_Document text_
:::
Labor remains the biggest cost for wine grape growers in Washington, and for many, it remains the biggest concern heading into each new season.
Several vineyard managers shared their experiences with managing labor woes and improving efficiencies in the vineyard during day two of the Washington Winegrowers annual conference Wednesday.
North Slope Vineyards is focused on keeping workers happy and getting by with fewer crews, general manager Sadie Drury said — and mechanizing where possible to help get by with less labor. Each year, they buy more electric pruners, and between pre-pruner and electric pruners, they’ve seen a 40-percent reduction in pruning labor costs.
The company also uses licensed farm labor contractors for big jobs, but otherwise has taken steps to keep its 40 employees happy, offering benefits, paying a competitive starting wage, budgeting for holidays, bonuses and paid days off and making employees feel valued and engaged with weekly viticulture education meetings.
Bill Dickard, vineyard manager for Shaw Vineyards, has found labor savings by mechanizing a number of vineyard tasks:
—For shoot thinning, labor went from 17.1 hours per acre by hand to 2.9 hours per acre mechanically.
—Leaf removal, where there’s potential to see huge savings, he said, showed a decrease to 1.3 hours per acre mechanically, versus 25.1 hours per acre by hand.
—Previously, the company used pull-type harvesters, but shifted last year to two over-the-row harvesters, reducing the size of the harvest crew from about 20 to between seven and 10. Manhours fell from 41.3 hours per acre for hand harvesting, to 6.9 hours with the old technology, to 2.8 hours for the new equipment.
:::
_Extracted records_
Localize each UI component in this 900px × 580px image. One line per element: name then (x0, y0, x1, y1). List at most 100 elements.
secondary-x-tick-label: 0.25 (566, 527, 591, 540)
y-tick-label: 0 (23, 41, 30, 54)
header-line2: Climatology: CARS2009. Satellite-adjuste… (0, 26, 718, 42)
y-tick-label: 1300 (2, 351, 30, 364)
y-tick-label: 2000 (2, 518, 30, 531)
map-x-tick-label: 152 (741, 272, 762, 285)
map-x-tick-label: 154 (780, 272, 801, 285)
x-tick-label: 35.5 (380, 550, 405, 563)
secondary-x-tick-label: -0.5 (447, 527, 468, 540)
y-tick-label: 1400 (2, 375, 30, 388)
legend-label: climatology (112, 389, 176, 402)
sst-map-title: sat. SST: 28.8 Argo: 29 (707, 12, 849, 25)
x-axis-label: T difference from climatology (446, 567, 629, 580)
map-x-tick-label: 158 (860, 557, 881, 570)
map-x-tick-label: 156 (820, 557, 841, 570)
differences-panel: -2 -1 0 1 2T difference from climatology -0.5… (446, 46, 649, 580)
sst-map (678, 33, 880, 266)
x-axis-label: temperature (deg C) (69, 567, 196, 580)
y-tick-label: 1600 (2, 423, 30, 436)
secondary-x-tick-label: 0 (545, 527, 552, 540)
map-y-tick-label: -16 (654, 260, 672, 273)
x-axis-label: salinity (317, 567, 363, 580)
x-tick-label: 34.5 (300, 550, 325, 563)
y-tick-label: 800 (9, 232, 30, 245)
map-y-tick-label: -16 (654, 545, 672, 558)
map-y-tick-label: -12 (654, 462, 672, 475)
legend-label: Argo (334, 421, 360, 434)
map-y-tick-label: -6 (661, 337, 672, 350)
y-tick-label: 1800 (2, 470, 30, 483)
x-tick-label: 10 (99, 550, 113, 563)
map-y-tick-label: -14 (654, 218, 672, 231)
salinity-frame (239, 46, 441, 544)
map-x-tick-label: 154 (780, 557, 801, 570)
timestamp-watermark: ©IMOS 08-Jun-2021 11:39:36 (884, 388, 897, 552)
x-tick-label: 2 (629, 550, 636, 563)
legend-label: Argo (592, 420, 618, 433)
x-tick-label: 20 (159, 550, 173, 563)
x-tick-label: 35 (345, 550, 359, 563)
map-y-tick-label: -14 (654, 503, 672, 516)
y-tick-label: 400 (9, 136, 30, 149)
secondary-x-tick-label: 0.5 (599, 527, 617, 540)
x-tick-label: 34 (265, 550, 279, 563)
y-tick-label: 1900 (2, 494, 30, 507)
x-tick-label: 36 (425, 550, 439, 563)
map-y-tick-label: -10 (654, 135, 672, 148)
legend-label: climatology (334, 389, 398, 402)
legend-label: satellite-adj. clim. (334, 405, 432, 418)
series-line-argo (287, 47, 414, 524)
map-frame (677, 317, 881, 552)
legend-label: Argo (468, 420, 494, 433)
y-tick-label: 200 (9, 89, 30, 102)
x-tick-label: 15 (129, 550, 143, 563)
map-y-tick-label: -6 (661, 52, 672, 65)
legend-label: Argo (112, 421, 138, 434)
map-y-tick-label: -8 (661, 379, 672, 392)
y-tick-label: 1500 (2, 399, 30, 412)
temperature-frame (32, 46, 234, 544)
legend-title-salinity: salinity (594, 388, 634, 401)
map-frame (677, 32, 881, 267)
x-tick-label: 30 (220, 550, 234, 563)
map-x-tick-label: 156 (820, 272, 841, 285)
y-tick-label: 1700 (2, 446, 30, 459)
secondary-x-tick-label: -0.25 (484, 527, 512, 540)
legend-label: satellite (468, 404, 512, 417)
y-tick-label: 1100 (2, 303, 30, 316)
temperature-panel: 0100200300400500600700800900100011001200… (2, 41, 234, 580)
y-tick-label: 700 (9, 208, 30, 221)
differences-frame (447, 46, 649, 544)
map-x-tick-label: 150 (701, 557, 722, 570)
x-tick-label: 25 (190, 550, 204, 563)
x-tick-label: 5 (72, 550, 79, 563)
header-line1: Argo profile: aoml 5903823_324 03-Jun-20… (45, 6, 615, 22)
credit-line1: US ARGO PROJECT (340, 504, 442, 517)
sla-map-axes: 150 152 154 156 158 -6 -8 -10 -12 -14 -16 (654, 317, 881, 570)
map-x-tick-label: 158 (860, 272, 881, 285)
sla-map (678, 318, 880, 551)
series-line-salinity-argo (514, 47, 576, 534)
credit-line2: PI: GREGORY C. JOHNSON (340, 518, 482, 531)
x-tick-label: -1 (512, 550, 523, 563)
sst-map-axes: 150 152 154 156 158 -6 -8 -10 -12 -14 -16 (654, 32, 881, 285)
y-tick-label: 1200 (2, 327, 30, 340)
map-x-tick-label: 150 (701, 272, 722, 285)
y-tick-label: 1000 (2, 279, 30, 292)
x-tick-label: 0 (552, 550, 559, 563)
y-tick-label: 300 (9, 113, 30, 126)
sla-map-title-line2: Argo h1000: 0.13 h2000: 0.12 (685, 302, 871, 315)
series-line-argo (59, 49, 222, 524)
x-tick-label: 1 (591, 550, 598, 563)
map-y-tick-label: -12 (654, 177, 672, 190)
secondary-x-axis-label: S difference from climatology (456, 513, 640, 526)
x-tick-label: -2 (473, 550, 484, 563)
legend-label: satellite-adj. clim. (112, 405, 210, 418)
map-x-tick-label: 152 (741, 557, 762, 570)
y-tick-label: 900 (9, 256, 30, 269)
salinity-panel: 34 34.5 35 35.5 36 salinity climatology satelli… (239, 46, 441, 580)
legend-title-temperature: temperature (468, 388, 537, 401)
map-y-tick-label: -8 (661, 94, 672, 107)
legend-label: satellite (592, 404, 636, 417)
:::
Please carry on the article about vineyard labor costs in Washington, starting right after its last sentence.

_Answer box_
An afternoon session of the conference focused on pests and diseases. Washington State University professor of entomology Doug Walsh shared some bad news about grape mealybugs: A single infected crawler per vine infected 10 percent of vines with grapevine leafroller disease in assays; in a second batch, 20 percent got infected.
“From an IPM practitioner standpoint, this is really bad news. This effectively makes the threshold for mealybugs zero,” Walsh said. “We would like to have some threshold where you wouldn’t have to spray, but the take-home message here is ‘one kiss is all it takes.’”
Naidu Rayapati, director of WSU’s Irrigated Agriculture Research and Extension Center in Prosser, reminded growers of the three viruses for which roguing, or removing vines, might be a good option for control — leafroll, red blotch and fanleaf.
Roguing may be more effective in blocks with low rates of spread compared with high rates of spread, when vineyard replacement may be more effective, he said.
Growers should flag symptomatic vines in the fall, then test samples (fall for leaf samples, winter for cane samples) and remove virus-positive vines and replant with clean, virus-tested cuttings or young vines.